#### Task details:
Take the listing and print it in full, exactly as given.

#### Items from a data source:

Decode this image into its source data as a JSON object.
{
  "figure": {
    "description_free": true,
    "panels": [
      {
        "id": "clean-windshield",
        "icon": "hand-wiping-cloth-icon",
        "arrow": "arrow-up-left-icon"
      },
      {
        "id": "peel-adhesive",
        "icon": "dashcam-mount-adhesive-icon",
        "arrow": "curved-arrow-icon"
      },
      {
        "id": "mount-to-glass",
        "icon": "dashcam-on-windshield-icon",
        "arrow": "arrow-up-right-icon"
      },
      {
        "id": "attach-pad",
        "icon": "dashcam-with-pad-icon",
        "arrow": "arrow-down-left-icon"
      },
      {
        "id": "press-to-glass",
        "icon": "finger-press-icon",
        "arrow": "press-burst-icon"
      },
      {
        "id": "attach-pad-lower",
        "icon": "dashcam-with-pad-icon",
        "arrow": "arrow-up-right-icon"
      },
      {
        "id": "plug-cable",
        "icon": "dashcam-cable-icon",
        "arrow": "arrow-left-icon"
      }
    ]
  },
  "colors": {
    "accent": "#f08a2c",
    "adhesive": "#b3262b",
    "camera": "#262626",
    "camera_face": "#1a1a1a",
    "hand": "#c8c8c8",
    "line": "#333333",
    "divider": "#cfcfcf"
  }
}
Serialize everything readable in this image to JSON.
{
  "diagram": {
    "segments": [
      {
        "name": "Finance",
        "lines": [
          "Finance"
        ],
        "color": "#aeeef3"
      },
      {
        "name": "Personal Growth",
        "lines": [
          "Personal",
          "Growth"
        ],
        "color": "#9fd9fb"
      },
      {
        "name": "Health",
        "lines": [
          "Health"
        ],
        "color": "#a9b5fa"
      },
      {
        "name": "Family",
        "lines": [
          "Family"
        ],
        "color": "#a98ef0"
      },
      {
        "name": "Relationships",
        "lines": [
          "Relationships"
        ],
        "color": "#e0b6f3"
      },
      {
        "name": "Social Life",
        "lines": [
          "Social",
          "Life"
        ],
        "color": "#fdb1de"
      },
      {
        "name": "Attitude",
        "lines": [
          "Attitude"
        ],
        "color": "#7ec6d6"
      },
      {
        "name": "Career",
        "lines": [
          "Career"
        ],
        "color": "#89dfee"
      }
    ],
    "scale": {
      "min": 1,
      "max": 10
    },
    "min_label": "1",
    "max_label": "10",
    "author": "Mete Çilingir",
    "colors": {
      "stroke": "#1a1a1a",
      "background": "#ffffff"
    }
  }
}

#### Problem solution:
Decode this image into its source data as a JSON object.
{
  "figure": {
    "description_free": true,
    "panels": [
      {
        "id": "clean-windshield",
        "icon": "hand-wiping-cloth-icon",
        "arrow": "arrow-up-left-icon"
      },
      {
        "id": "peel-adhesive",
        "icon": "dashcam-mount-adhesive-icon",
        "arrow": "curved-arrow-icon"
      },
      {
        "id": "mount-to-glass",
        "icon": "dashcam-on-windshield-icon",
        "arrow": "arrow-up-right-icon"
      },
      {
        "id": "attach-pad",
        "icon": "dashcam-with-pad-icon",
        "arrow": "arrow-down-left-icon"
      },
      {
        "id": "press-to-glass",
        "icon": "finger-press-icon",
        "arrow": "press-burst-icon"
      },
      {
        "id": "attach-pad-lower",
        "icon": "dashcam-with-pad-icon",
        "arrow": "arrow-up-right-icon"
      },
      {
        "id": "plug-cable",
        "icon": "dashcam-cable-icon",
        "arrow": "arrow-left-icon"
      }
    ]
  },
  "colors": {
    "accent": "#f08a2c",
    "adhesive": "#b3262b",
    "camera": "#262626",
    "camera_face": "#1a1a1a",
    "hand": "#c8c8c8",
    "line": "#333333",
    "divider": "#cfcfcf"
  }
}
Serialize everything readable in this image to JSON.
{
  "diagram": {
    "segments": [
      {
        "name": "Finance",
        "lines": [
          "Finance"
        ],
        "color": "#aeeef3"
      },
      {
        "name": "Personal Growth",
        "lines": [
          "Personal",
          "Growth"
        ],
        "color": "#9fd9fb"
      },
      {
        "name": "Health",
        "lines": [
          "Health"
        ],
        "color": "#a9b5fa"
      },
      {
        "name": "Family",
        "lines": [
          "Family"
        ],
        "color": "#a98ef0"
      },
      {
        "name": "Relationships",
        "lines": [
          "Relationships"
        ],
        "color": "#e0b6f3"
      },
      {
        "name": "Social Life",
        "lines": [
          "Social",
          "Life"
        ],
        "color": "#fdb1de"
      },
      {
        "name": "Attitude",
        "lines": [
          "Attitude"
        ],
        "color": "#7ec6d6"
      },
      {
        "name": "Career",
        "lines": [
          "Career"
        ],
        "color": "#89dfee"
      }
    ],
    "scale": {
      "min": 1,
      "max": 10
    },
    "min_label": "1",
    "max_label": "10",
    "author": "Mete Çilingir",
    "colors": {
      "stroke": "#1a1a1a",
      "background": "#ffffff"
    }
  }
}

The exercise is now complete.